▶ [MATERIAL FOR THE TASK]
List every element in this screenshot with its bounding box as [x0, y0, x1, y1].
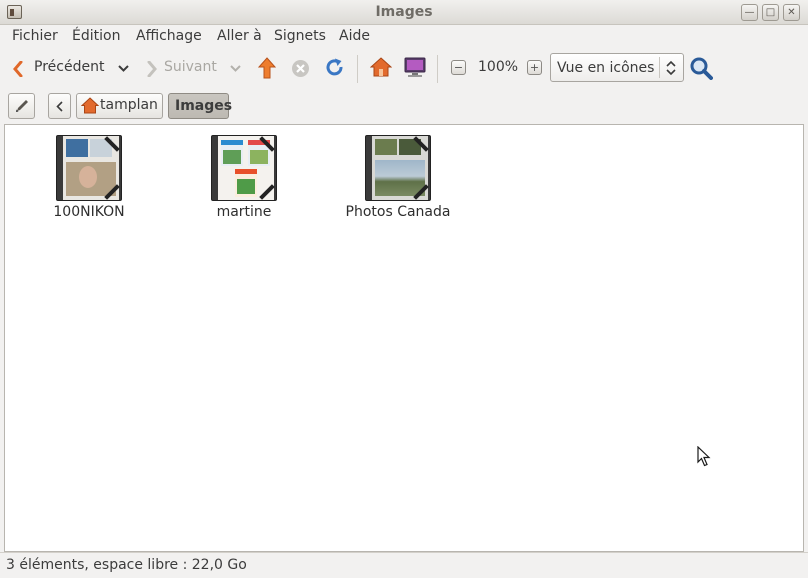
- maximize-button[interactable]: □: [762, 4, 779, 21]
- chevron-left-icon: [13, 61, 23, 77]
- reload-icon[interactable]: [325, 58, 345, 78]
- folder-item[interactable]: 100NIKON: [19, 135, 159, 220]
- stop-icon[interactable]: [291, 59, 310, 78]
- up-down-arrows-icon: [666, 60, 676, 76]
- menu-signets[interactable]: Signets: [274, 28, 326, 44]
- close-button[interactable]: ✕: [783, 4, 800, 21]
- zoom-level: 100%: [478, 59, 519, 75]
- folder-thumbnail-icon: [211, 135, 277, 201]
- forward-button[interactable]: Suivant: [142, 53, 246, 83]
- path-back-button[interactable]: [48, 93, 71, 119]
- file-view[interactable]: 100NIKON martine Photos Canada: [4, 124, 804, 552]
- chevron-down-icon: [118, 65, 129, 72]
- chevron-down-icon: [230, 65, 241, 72]
- chevron-left-icon: [56, 101, 63, 112]
- go-up-icon[interactable]: [258, 57, 276, 79]
- menu-edition[interactable]: Édition: [72, 28, 120, 44]
- window-title: Images: [375, 4, 433, 20]
- chevron-right-icon: [147, 61, 157, 77]
- toolbar-separator: [437, 55, 438, 83]
- search-icon[interactable]: [689, 56, 713, 80]
- toolbar: Précédent Suivant − 100% + Vue en icônes: [0, 49, 808, 87]
- menu-fichier[interactable]: Fichier: [12, 28, 58, 44]
- folder-item[interactable]: martine: [174, 135, 314, 220]
- toolbar-separator: [357, 55, 358, 83]
- folder-name: Photos Canada: [345, 204, 451, 220]
- back-label: Précédent: [34, 59, 105, 75]
- menu-bar: Fichier Édition Affichage Aller à Signet…: [0, 25, 808, 49]
- folder-item[interactable]: Photos Canada: [328, 135, 468, 220]
- folder-thumbnail-icon: [56, 135, 122, 201]
- minimize-button[interactable]: —: [741, 4, 758, 21]
- menu-aller-a[interactable]: Aller à: [217, 28, 262, 44]
- path-item-current[interactable]: Images: [168, 93, 233, 119]
- path-item-current-label: Images: [175, 98, 233, 114]
- combo-separator: [659, 57, 660, 78]
- menu-affichage[interactable]: Affichage: [136, 28, 202, 44]
- status-bar: 3 éléments, espace libre : 22,0 Go: [0, 552, 808, 578]
- home-icon[interactable]: [370, 57, 392, 77]
- view-mode-label: Vue en icônes: [557, 60, 655, 76]
- path-bar: tamplan Images: [0, 87, 808, 123]
- zoom-in-button[interactable]: +: [527, 60, 542, 75]
- forward-label: Suivant: [164, 59, 217, 75]
- view-mode-select[interactable]: Vue en icônes: [550, 53, 684, 82]
- title-bar[interactable]: Images — □ ✕: [0, 0, 808, 25]
- computer-icon[interactable]: [404, 57, 426, 78]
- edit-location-button[interactable]: [8, 93, 35, 119]
- home-icon: [81, 97, 99, 114]
- status-text: 3 éléments, espace libre : 22,0 Go: [6, 557, 247, 573]
- path-item-home-label: tamplan: [100, 97, 158, 113]
- menu-aide[interactable]: Aide: [339, 28, 370, 44]
- folder-thumbnail-icon: [365, 135, 431, 201]
- folder-name: 100NIKON: [53, 204, 125, 220]
- back-button[interactable]: Précédent: [8, 53, 136, 83]
- pencil-icon: [16, 100, 28, 112]
- folder-name: martine: [216, 204, 272, 220]
- mouse-cursor-icon: [697, 446, 711, 467]
- path-item-home[interactable]: tamplan: [76, 93, 163, 119]
- zoom-out-button[interactable]: −: [451, 60, 466, 75]
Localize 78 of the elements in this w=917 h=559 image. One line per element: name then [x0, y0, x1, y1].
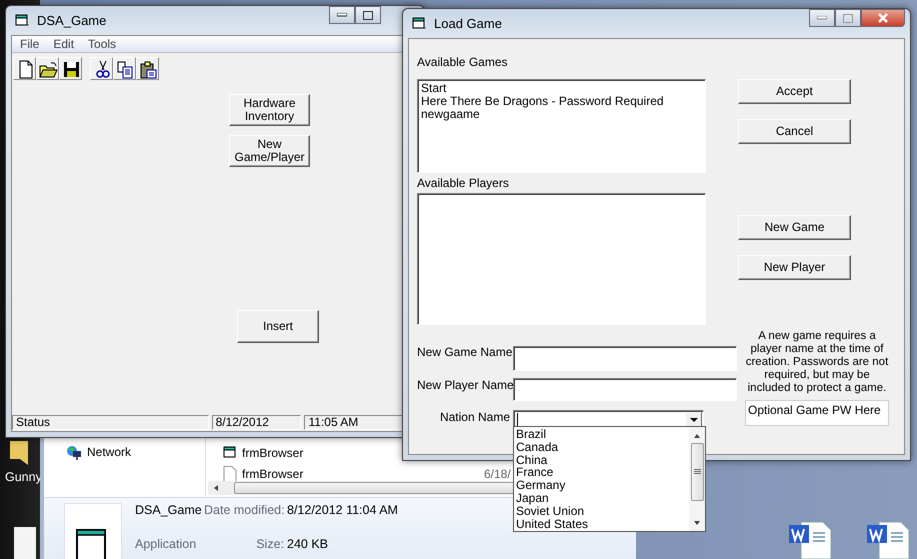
close-icon	[877, 13, 889, 23]
dialog-button[interactable]: Cancel	[738, 119, 851, 144]
dropdown-option[interactable]: Canada	[516, 440, 687, 454]
file-size: 240 KB	[287, 536, 328, 550]
list-item[interactable]: Start	[421, 82, 702, 95]
dropdown-option[interactable]: Brazil	[516, 428, 687, 441]
dropdown-option[interactable]: Japan	[516, 492, 687, 505]
dialog-button[interactable]: Accept	[738, 79, 851, 104]
window-file-icon	[223, 446, 237, 459]
menu-item[interactable]: Tools	[88, 37, 116, 52]
grip-icon	[694, 469, 700, 475]
dropdown-option[interactable]: France	[516, 466, 687, 480]
document-icon[interactable]	[787, 521, 833, 559]
status-panel: Status	[12, 415, 209, 430]
scroll-left-icon[interactable]	[212, 484, 220, 492]
dialog-button[interactable]: New Player	[738, 255, 851, 280]
status-panel: 8/12/2012	[212, 415, 302, 430]
maximize-button[interactable]	[355, 6, 381, 24]
save-tool-button[interactable]	[59, 57, 82, 80]
globe-icon	[66, 445, 82, 460]
minimize-button[interactable]	[329, 6, 355, 24]
dropdown-option[interactable]: Germany	[516, 479, 687, 492]
list-item[interactable]: Here There Be Dragons - Password Required	[421, 95, 702, 108]
minimize-button[interactable]	[809, 9, 835, 27]
form-button[interactable]: New Game/Player	[229, 135, 310, 167]
application-icon	[64, 503, 122, 559]
file-name[interactable]: frmBrowser	[242, 466, 304, 480]
copy-tool-button[interactable]	[113, 57, 136, 80]
vertical-scrollbar[interactable]	[689, 427, 705, 531]
minimize-icon	[817, 16, 827, 20]
new-player-name-field[interactable]	[513, 378, 737, 401]
open-tool-button[interactable]	[36, 57, 59, 80]
field-label: New Game Name	[417, 345, 510, 359]
maximize-icon	[843, 14, 853, 22]
minimize-icon	[337, 13, 347, 17]
file-name: DSA_Game	[135, 503, 202, 517]
password-field[interactable]: Optional Game PW Here	[745, 400, 889, 426]
dialog-button[interactable]: New Game	[738, 215, 851, 240]
folder-icon[interactable]	[10, 441, 30, 465]
document-icon[interactable]	[865, 521, 911, 559]
nav-item[interactable]: Network	[87, 445, 132, 459]
field-label: Size:	[256, 536, 285, 550]
dropdown-option[interactable]: Soviet Union	[516, 504, 687, 518]
maximize-button[interactable]	[835, 9, 861, 27]
cut-tool-button[interactable]	[90, 57, 113, 80]
scroll-up-icon[interactable]	[693, 432, 701, 440]
app-icon	[412, 17, 426, 30]
window-title: DSA_Game	[37, 13, 106, 28]
games-list[interactable]: Start Here There Be Dragons - Password Required newgaame	[417, 79, 706, 173]
paste-tool-button[interactable]	[136, 57, 159, 80]
file-icon	[223, 466, 237, 482]
list-label: Available Players	[417, 176, 510, 190]
players-list[interactable]	[417, 193, 706, 325]
date-modified: 8/12/2012 11:04 AM	[287, 503, 398, 517]
help-text: A new game requires a player name at the time of creation. Passwords are not required, but may be included to protect a game.	[745, 330, 889, 395]
file-name[interactable]: frmBrowser	[242, 446, 304, 460]
scroll-down-icon[interactable]	[693, 519, 701, 527]
scroll-thumb[interactable]	[690, 443, 704, 501]
window-title: Load Game	[434, 16, 502, 31]
dropdown-option[interactable]: China	[516, 454, 687, 466]
close-button[interactable]	[861, 9, 905, 27]
list-label: Available Games	[417, 55, 508, 69]
desktop-icon-label[interactable]: Gunny	[5, 470, 42, 484]
app-icon	[15, 14, 29, 27]
file-date: 6/18/	[484, 467, 511, 481]
new-game-name-field[interactable]	[513, 346, 737, 371]
field-label: Nation Name	[438, 410, 510, 424]
list-item[interactable]: newgaame	[421, 108, 702, 121]
field-label: Date modified:	[204, 503, 285, 517]
menu-item[interactable]: Edit	[53, 37, 74, 52]
dropdown-option[interactable]: United States	[516, 518, 687, 530]
form-button[interactable]: Hardware Inventory	[229, 94, 310, 126]
caret-icon	[690, 418, 698, 422]
new-tool-button[interactable]	[13, 57, 36, 80]
file-type: Application	[135, 536, 196, 550]
form-button[interactable]: Insert	[237, 310, 319, 343]
menu-item[interactable]: File	[20, 37, 40, 52]
maximize-icon	[363, 10, 373, 20]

▶ [PROMPT] Print the lines of the items again exactly, from the line with "13, 889, 23]" up to and including the line with "list-item[interactable]: Here There".

▶ [FINISHED ANSWER]
close-icon	[877, 13, 889, 23]
dialog-button[interactable]: Cancel	[738, 119, 851, 144]
dropdown-option[interactable]: Canada	[516, 440, 687, 454]
file-size: 240 KB	[287, 536, 328, 550]
list-item[interactable]: Start	[421, 82, 702, 95]
dropdown-option[interactable]: Brazil	[516, 428, 687, 441]
dropdown-option[interactable]: Japan	[516, 492, 687, 505]
dialog-button[interactable]: Accept	[738, 79, 851, 104]
window-file-icon	[223, 446, 237, 459]
menu-item[interactable]: Tools	[88, 37, 116, 52]
grip-icon	[694, 469, 700, 475]
dropdown-option[interactable]: France	[516, 466, 687, 480]
document-icon[interactable]	[787, 521, 833, 559]
status-panel: Status	[12, 415, 209, 430]
scroll-left-icon[interactable]	[212, 484, 220, 492]
dialog-button[interactable]: New Player	[738, 255, 851, 280]
status-panel: 8/12/2012	[212, 415, 302, 430]
maximize-button[interactable]	[355, 6, 381, 24]
save-tool-button[interactable]	[59, 57, 82, 80]
globe-icon	[66, 445, 82, 460]
minimize-button[interactable]	[329, 6, 355, 24]
dropdown-option[interactable]: Germany	[516, 479, 687, 492]
list-item[interactable]: Here There Be Dragons - Password Required	[421, 95, 702, 108]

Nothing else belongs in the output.